Written problem
Every record below should be transcribed exactly. Omit the images.
-- BEGIN Records provided --
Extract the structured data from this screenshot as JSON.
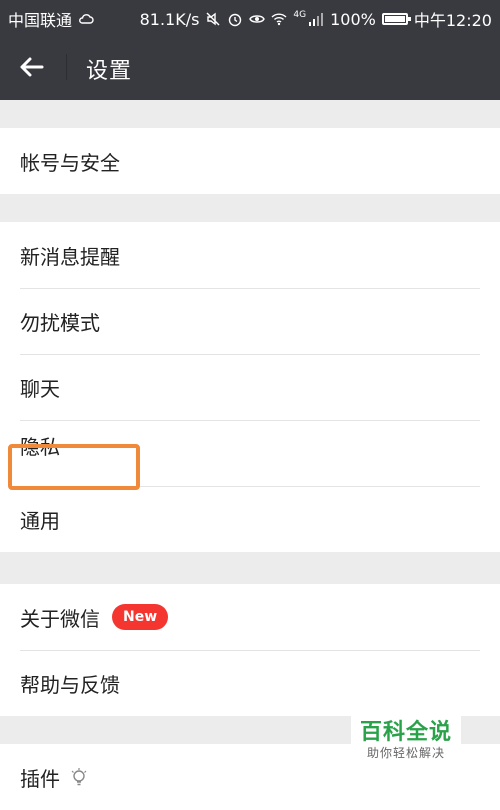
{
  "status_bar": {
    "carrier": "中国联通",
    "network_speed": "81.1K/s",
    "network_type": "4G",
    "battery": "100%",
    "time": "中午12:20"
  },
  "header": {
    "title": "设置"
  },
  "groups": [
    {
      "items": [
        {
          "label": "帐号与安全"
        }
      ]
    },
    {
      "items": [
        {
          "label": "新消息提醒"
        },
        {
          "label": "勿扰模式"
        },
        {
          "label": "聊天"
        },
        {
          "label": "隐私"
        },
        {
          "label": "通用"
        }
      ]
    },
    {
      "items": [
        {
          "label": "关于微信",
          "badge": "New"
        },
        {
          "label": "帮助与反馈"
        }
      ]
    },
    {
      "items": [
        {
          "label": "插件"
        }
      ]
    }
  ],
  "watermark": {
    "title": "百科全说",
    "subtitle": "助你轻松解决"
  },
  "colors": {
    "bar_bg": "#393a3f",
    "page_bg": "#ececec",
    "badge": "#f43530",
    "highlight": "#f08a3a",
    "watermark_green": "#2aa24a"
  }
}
-- END Records provided --
Problem solution
Extract the structured data from this screenshot as JSON.
{
  "status_bar": {
    "carrier": "中国联通",
    "network_speed": "81.1K/s",
    "network_type": "4G",
    "battery": "100%",
    "time": "中午12:20"
  },
  "header": {
    "title": "设置"
  },
  "groups": [
    {
      "items": [
        {
          "label": "帐号与安全"
        }
      ]
    },
    {
      "items": [
        {
          "label": "新消息提醒"
        },
        {
          "label": "勿扰模式"
        },
        {
          "label": "聊天"
        },
        {
          "label": "隐私"
        },
        {
          "label": "通用"
        }
      ]
    },
    {
      "items": [
        {
          "label": "关于微信",
          "badge": "New"
        },
        {
          "label": "帮助与反馈"
        }
      ]
    },
    {
      "items": [
        {
          "label": "插件"
        }
      ]
    }
  ],
  "watermark": {
    "title": "百科全说",
    "subtitle": "助你轻松解决"
  },
  "colors": {
    "bar_bg": "#393a3f",
    "page_bg": "#ececec",
    "badge": "#f43530",
    "highlight": "#f08a3a",
    "watermark_green": "#2aa24a"
  }
}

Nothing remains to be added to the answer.